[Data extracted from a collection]
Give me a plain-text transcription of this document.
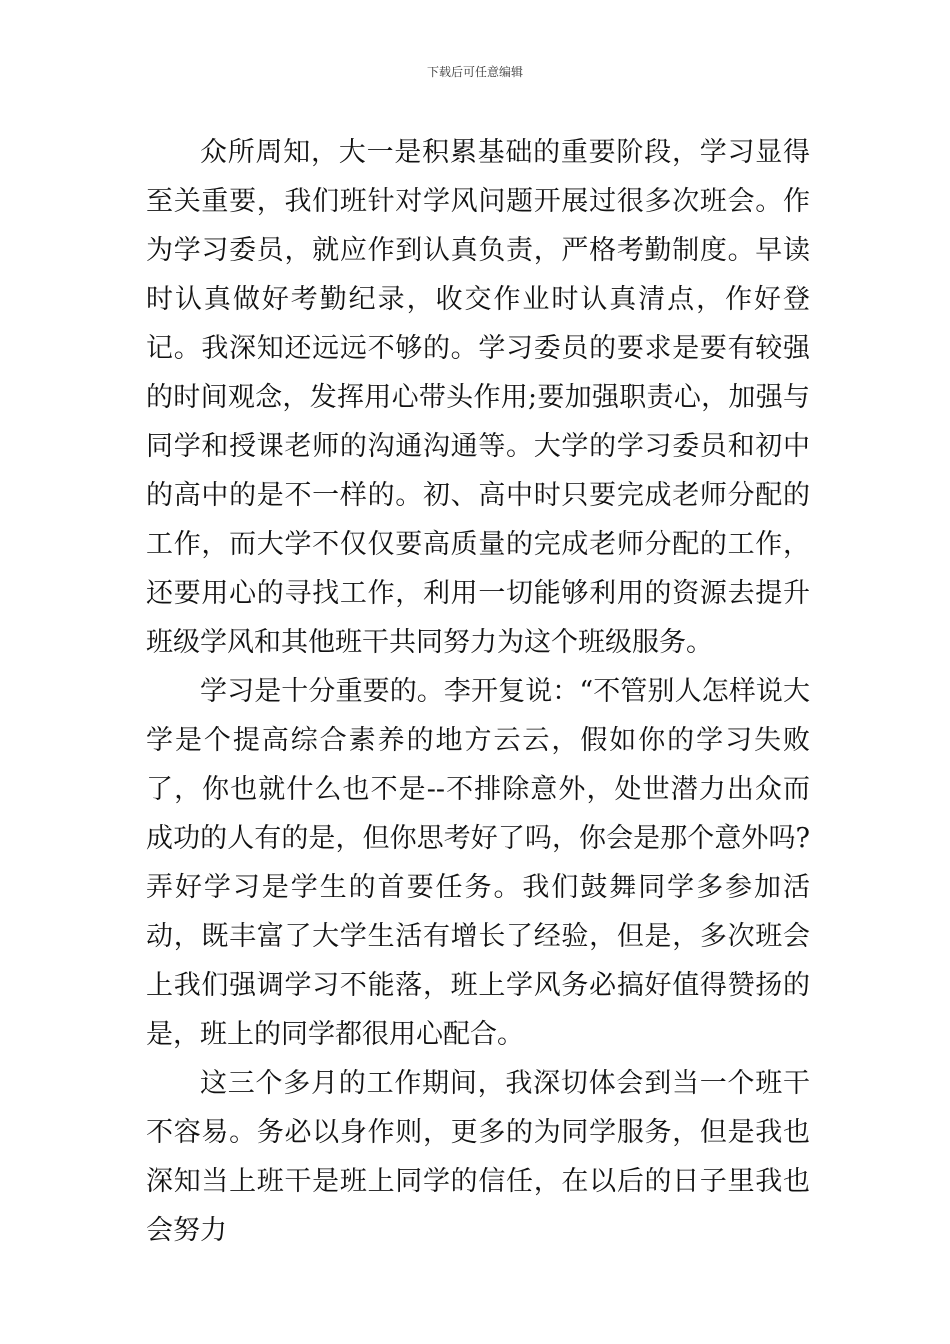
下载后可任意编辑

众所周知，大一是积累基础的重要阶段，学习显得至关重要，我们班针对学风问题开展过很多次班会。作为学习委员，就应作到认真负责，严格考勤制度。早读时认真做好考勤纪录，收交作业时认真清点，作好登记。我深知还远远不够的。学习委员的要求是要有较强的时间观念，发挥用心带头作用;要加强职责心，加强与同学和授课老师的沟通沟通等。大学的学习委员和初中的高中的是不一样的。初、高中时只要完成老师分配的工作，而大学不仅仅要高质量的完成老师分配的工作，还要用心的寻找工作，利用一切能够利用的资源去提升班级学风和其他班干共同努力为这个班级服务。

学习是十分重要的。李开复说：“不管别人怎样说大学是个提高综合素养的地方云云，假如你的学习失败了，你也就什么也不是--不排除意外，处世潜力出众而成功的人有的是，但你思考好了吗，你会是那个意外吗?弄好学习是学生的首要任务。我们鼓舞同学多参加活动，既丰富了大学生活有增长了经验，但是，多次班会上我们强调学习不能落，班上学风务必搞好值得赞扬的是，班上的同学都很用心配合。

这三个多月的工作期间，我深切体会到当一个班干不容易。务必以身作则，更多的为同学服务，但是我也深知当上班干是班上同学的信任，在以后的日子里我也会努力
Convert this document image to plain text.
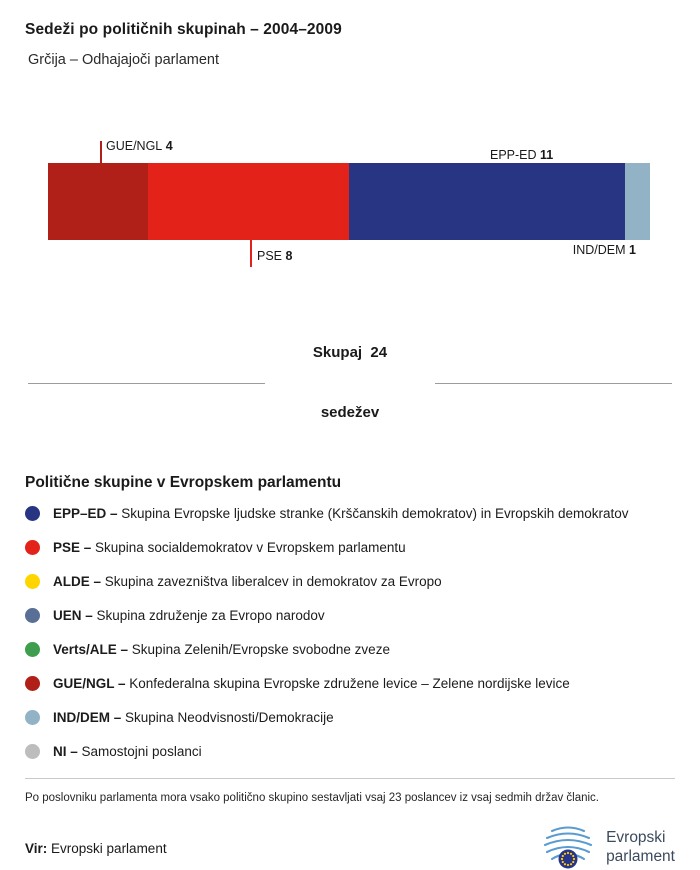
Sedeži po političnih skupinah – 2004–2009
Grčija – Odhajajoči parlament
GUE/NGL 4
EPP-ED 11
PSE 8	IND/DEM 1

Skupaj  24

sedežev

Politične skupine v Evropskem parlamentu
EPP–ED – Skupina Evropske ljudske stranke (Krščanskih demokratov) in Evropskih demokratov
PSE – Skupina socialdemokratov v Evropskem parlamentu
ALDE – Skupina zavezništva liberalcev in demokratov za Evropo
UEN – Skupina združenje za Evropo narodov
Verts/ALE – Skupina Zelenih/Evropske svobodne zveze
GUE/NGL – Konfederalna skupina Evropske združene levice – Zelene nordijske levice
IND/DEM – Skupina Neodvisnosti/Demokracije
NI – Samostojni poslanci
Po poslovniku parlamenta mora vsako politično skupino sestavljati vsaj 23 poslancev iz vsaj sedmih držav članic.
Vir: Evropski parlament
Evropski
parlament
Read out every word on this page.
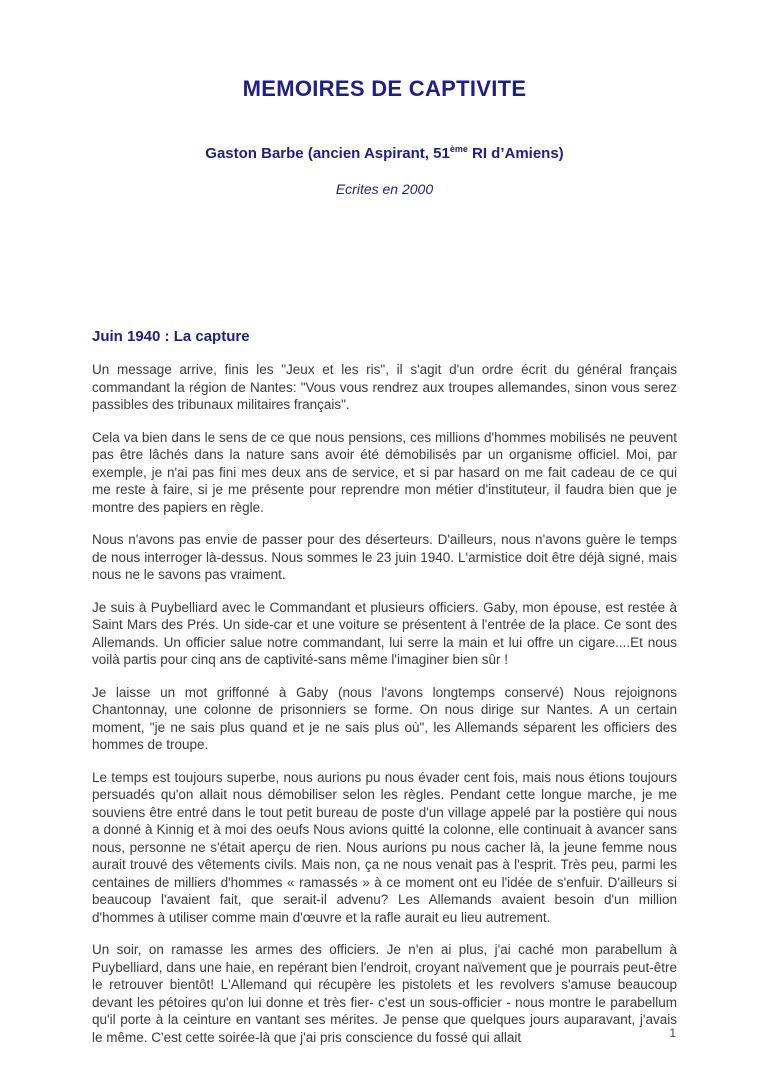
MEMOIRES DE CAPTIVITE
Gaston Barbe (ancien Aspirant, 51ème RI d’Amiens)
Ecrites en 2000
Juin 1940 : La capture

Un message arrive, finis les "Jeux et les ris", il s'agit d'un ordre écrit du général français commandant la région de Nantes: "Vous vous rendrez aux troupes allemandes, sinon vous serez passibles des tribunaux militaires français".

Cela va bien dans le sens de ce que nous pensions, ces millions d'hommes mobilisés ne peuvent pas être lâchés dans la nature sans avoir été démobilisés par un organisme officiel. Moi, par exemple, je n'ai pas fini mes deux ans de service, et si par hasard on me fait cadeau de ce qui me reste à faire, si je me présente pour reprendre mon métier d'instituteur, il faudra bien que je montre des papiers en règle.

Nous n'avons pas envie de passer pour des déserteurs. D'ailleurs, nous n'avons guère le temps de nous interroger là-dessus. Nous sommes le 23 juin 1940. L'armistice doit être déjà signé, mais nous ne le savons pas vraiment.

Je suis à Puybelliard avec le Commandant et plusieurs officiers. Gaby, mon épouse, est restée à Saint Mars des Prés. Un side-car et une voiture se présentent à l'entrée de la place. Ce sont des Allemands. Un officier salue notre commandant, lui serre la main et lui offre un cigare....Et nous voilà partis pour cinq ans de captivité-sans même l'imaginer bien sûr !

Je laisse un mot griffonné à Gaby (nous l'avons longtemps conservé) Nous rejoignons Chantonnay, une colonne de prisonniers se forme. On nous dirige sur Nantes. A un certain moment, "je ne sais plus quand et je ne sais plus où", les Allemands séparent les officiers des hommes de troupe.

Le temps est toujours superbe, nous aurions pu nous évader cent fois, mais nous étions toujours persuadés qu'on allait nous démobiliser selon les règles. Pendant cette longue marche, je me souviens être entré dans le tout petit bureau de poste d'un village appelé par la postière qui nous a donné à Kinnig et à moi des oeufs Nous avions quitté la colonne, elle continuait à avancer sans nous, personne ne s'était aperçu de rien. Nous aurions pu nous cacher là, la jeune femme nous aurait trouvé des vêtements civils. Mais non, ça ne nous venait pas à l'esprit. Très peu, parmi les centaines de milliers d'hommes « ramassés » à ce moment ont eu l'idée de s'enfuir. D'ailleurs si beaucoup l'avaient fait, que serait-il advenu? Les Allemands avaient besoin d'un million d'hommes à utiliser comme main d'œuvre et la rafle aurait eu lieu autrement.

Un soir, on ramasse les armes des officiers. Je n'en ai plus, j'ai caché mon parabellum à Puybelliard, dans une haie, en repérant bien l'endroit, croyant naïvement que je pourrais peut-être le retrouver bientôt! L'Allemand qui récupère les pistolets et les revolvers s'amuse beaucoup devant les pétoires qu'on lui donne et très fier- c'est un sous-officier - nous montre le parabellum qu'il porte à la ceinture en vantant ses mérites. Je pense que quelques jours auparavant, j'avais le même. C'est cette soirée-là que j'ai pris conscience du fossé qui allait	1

> [What this task involves]: Print the full listing exactly, dropping the pictures.

> [Answer for this exercise]:
Give me a plain-text transcription of this document.
下载后可任意编辑

众所周知，大一是积累基础的重要阶段，学习显得至关重要，我们班针对学风问题开展过很多次班会。作为学习委员，就应作到认真负责，严格考勤制度。早读时认真做好考勤纪录，收交作业时认真清点，作好登记。我深知还远远不够的。学习委员的要求是要有较强的时间观念，发挥用心带头作用;要加强职责心，加强与同学和授课老师的沟通沟通等。大学的学习委员和初中的高中的是不一样的。初、高中时只要完成老师分配的工作，而大学不仅仅要高质量的完成老师分配的工作，还要用心的寻找工作，利用一切能够利用的资源去提升班级学风和其他班干共同努力为这个班级服务。

学习是十分重要的。李开复说：“不管别人怎样说大学是个提高综合素养的地方云云，假如你的学习失败了，你也就什么也不是--不排除意外，处世潜力出众而成功的人有的是，但你思考好了吗，你会是那个意外吗?弄好学习是学生的首要任务。我们鼓舞同学多参加活动，既丰富了大学生活有增长了经验，但是，多次班会上我们强调学习不能落，班上学风务必搞好值得赞扬的是，班上的同学都很用心配合。

这三个多月的工作期间，我深切体会到当一个班干不容易。务必以身作则，更多的为同学服务，但是我也深知当上班干是班上同学的信任，在以后的日子里我也会努力
Convert this document image to plain text.
Sedeži po političnih skupinah – 2004–2009
Grčija – Odhajajoči parlament
GUE/NGL 4
EPP-ED 11
PSE 8	IND/DEM 1

Skupaj  24

sedežev

Politične skupine v Evropskem parlamentu
EPP–ED – Skupina Evropske ljudske stranke (Krščanskih demokratov) in Evropskih demokratov
PSE – Skupina socialdemokratov v Evropskem parlamentu
ALDE – Skupina zavezništva liberalcev in demokratov za Evropo
UEN – Skupina združenje za Evropo narodov
Verts/ALE – Skupina Zelenih/Evropske svobodne zveze
GUE/NGL – Konfederalna skupina Evropske združene levice – Zelene nordijske levice
IND/DEM – Skupina Neodvisnosti/Demokracije
NI – Samostojni poslanci
Po poslovniku parlamenta mora vsako politično skupino sestavljati vsaj 23 poslancev iz vsaj sedmih držav članic.
Vir: Evropski parlament
Evropski
parlament
Read out every word on this page.
MEMOIRES DE CAPTIVITE
Gaston Barbe (ancien Aspirant, 51ème RI d’Amiens)
Ecrites en 2000
Juin 1940 : La capture

Un message arrive, finis les "Jeux et les ris", il s'agit d'un ordre écrit du général français commandant la région de Nantes: "Vous vous rendrez aux troupes allemandes, sinon vous serez passibles des tribunaux militaires français".

Cela va bien dans le sens de ce que nous pensions, ces millions d'hommes mobilisés ne peuvent pas être lâchés dans la nature sans avoir été démobilisés par un organisme officiel. Moi, par exemple, je n'ai pas fini mes deux ans de service, et si par hasard on me fait cadeau de ce qui me reste à faire, si je me présente pour reprendre mon métier d'instituteur, il faudra bien que je montre des papiers en règle.

Nous n'avons pas envie de passer pour des déserteurs. D'ailleurs, nous n'avons guère le temps de nous interroger là-dessus. Nous sommes le 23 juin 1940. L'armistice doit être déjà signé, mais nous ne le savons pas vraiment.

Je suis à Puybelliard avec le Commandant et plusieurs officiers. Gaby, mon épouse, est restée à Saint Mars des Prés. Un side-car et une voiture se présentent à l'entrée de la place. Ce sont des Allemands. Un officier salue notre commandant, lui serre la main et lui offre un cigare....Et nous voilà partis pour cinq ans de captivité-sans même l'imaginer bien sûr !

Je laisse un mot griffonné à Gaby (nous l'avons longtemps conservé) Nous rejoignons Chantonnay, une colonne de prisonniers se forme. On nous dirige sur Nantes. A un certain moment, "je ne sais plus quand et je ne sais plus où", les Allemands séparent les officiers des hommes de troupe.

Le temps est toujours superbe, nous aurions pu nous évader cent fois, mais nous étions toujours persuadés qu'on allait nous démobiliser selon les règles. Pendant cette longue marche, je me souviens être entré dans le tout petit bureau de poste d'un village appelé par la postière qui nous a donné à Kinnig et à moi des oeufs Nous avions quitté la colonne, elle continuait à avancer sans nous, personne ne s'était aperçu de rien. Nous aurions pu nous cacher là, la jeune femme nous aurait trouvé des vêtements civils. Mais non, ça ne nous venait pas à l'esprit. Très peu, parmi les centaines de milliers d'hommes « ramassés » à ce moment ont eu l'idée de s'enfuir. D'ailleurs si beaucoup l'avaient fait, que serait-il advenu? Les Allemands avaient besoin d'un million d'hommes à utiliser comme main d'œuvre et la rafle aurait eu lieu autrement.

Un soir, on ramasse les armes des officiers. Je n'en ai plus, j'ai caché mon parabellum à Puybelliard, dans une haie, en repérant bien l'endroit, croyant naïvement que je pourrais peut-être le retrouver bientôt! L'Allemand qui récupère les pistolets et les revolvers s'amuse beaucoup devant les pétoires qu'on lui donne et très fier- c'est un sous-officier - nous montre le parabellum qu'il porte à la ceinture en vantant ses mérites. Je pense que quelques jours auparavant, j'avais le même. C'est cette soirée-là que j'ai pris conscience du fossé qui allait	1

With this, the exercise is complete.